═══ Rows

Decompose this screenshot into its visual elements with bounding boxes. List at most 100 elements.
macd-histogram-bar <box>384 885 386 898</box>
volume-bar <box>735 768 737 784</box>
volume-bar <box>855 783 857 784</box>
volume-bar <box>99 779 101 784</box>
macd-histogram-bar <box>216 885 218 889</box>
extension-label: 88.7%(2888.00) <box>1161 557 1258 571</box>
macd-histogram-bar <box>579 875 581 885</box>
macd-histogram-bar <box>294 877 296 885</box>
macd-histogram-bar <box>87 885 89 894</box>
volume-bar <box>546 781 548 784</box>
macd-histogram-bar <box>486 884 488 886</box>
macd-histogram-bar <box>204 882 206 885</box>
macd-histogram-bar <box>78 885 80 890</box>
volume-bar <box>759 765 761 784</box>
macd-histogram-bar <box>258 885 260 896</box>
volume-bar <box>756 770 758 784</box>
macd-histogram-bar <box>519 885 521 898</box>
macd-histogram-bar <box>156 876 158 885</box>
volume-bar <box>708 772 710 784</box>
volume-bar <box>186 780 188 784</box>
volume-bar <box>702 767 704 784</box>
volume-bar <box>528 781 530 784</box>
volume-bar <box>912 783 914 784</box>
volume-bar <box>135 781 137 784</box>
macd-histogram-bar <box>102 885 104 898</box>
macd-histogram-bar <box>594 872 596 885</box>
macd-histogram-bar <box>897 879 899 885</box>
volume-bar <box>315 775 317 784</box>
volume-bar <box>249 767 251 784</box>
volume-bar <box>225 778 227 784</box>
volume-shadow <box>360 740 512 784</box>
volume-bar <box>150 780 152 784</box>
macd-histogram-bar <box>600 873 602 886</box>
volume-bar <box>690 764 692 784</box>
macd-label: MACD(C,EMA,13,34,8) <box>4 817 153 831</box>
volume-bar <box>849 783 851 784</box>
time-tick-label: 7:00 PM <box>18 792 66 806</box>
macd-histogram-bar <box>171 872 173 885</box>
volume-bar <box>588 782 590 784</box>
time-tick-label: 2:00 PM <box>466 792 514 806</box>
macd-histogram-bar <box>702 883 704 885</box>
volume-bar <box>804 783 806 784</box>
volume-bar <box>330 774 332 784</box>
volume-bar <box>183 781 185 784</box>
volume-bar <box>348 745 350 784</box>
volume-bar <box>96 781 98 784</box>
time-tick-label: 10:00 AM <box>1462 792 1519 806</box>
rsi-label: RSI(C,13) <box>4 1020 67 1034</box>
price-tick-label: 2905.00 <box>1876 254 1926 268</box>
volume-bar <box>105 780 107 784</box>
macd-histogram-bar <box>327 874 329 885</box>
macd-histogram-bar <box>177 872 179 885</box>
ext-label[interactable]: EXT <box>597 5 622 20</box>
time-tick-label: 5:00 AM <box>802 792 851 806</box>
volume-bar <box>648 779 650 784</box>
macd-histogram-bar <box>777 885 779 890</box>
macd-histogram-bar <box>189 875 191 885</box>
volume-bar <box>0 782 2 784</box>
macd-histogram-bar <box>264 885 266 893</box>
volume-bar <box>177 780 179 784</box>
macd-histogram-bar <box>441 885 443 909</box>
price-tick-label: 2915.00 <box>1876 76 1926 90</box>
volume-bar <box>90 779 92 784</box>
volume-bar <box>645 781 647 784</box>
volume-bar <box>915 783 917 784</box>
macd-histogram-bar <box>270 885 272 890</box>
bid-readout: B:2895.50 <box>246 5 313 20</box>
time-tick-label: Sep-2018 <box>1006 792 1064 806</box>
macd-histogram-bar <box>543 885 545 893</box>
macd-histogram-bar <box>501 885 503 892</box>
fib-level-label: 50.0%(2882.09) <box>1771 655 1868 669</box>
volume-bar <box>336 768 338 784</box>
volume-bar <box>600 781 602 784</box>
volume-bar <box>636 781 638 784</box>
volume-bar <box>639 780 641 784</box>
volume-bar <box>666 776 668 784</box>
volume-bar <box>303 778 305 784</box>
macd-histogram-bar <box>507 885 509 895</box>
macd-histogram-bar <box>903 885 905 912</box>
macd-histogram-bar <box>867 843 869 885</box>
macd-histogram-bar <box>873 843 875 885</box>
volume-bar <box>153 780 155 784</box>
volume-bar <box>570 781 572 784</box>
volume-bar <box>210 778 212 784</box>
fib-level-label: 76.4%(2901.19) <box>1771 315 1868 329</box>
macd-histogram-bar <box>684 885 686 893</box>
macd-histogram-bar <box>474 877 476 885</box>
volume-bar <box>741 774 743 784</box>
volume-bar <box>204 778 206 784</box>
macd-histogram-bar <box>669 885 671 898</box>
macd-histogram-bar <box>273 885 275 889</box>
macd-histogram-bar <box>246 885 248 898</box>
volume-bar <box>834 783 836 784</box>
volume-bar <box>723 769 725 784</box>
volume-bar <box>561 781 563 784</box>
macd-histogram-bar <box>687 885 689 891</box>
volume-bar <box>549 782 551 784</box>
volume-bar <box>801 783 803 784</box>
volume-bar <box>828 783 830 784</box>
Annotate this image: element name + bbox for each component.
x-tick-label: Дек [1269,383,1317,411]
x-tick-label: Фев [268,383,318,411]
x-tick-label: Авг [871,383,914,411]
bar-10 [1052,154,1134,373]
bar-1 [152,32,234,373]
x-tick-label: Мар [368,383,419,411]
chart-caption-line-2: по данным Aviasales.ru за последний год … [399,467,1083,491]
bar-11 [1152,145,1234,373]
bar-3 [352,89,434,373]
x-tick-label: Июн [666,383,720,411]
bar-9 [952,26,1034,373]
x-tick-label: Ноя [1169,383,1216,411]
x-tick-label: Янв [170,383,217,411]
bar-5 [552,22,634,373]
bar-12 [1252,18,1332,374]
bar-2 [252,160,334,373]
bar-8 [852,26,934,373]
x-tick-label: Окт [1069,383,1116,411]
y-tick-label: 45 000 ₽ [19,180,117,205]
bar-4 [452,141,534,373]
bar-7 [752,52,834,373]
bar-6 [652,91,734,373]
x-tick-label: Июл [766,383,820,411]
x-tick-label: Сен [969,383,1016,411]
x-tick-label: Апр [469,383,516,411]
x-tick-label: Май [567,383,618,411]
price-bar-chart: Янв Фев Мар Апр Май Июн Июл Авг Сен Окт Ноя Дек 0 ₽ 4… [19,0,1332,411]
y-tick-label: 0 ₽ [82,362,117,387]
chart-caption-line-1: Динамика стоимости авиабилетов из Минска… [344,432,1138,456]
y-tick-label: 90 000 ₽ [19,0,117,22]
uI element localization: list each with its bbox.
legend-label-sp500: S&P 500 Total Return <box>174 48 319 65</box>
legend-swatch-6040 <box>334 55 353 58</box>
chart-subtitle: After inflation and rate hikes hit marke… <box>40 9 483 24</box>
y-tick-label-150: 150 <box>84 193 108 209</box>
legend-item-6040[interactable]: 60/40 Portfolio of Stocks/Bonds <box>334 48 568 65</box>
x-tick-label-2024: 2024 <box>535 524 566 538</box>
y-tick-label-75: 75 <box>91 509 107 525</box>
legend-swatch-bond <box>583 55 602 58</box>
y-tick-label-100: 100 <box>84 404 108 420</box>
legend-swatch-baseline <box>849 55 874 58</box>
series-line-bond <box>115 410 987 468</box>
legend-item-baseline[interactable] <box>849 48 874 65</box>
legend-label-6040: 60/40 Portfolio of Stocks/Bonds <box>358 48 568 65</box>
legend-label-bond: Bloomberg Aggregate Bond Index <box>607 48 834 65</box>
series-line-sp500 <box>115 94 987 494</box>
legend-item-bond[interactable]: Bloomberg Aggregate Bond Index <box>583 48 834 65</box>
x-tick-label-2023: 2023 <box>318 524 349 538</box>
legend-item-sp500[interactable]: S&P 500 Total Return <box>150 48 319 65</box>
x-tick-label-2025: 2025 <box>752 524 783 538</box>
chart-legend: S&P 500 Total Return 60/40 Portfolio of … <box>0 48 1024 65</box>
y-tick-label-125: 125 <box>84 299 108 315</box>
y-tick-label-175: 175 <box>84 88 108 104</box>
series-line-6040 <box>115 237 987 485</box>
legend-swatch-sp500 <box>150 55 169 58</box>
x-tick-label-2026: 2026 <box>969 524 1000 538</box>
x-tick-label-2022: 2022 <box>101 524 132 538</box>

══════

## Set exercise
Starting at the beginning of the records and ending at the line that contains "macd-histogram-bar <box>87 885 89 894</box>", turn those lines into a JSON list of strings, one string per line, with blank lines left out.

## Exercise output
[
  "Decompose this screenshot into its visual elements with bounding boxes. List at most 100 elements.",
  "macd-histogram-bar <box>384 885 386 898</box>",
  "volume-bar <box>735 768 737 784</box>",
  "volume-bar <box>855 783 857 784</box>",
  "volume-bar <box>99 779 101 784</box>",
  "macd-histogram-bar <box>216 885 218 889</box>",
  "extension-label: 88.7%(2888.00) <box>1161 557 1258 571</box>",
  "macd-histogram-bar <box>579 875 581 885</box>",
  "macd-histogram-bar <box>294 877 296 885</box>",
  "macd-histogram-bar <box>87 885 89 894</box>"
]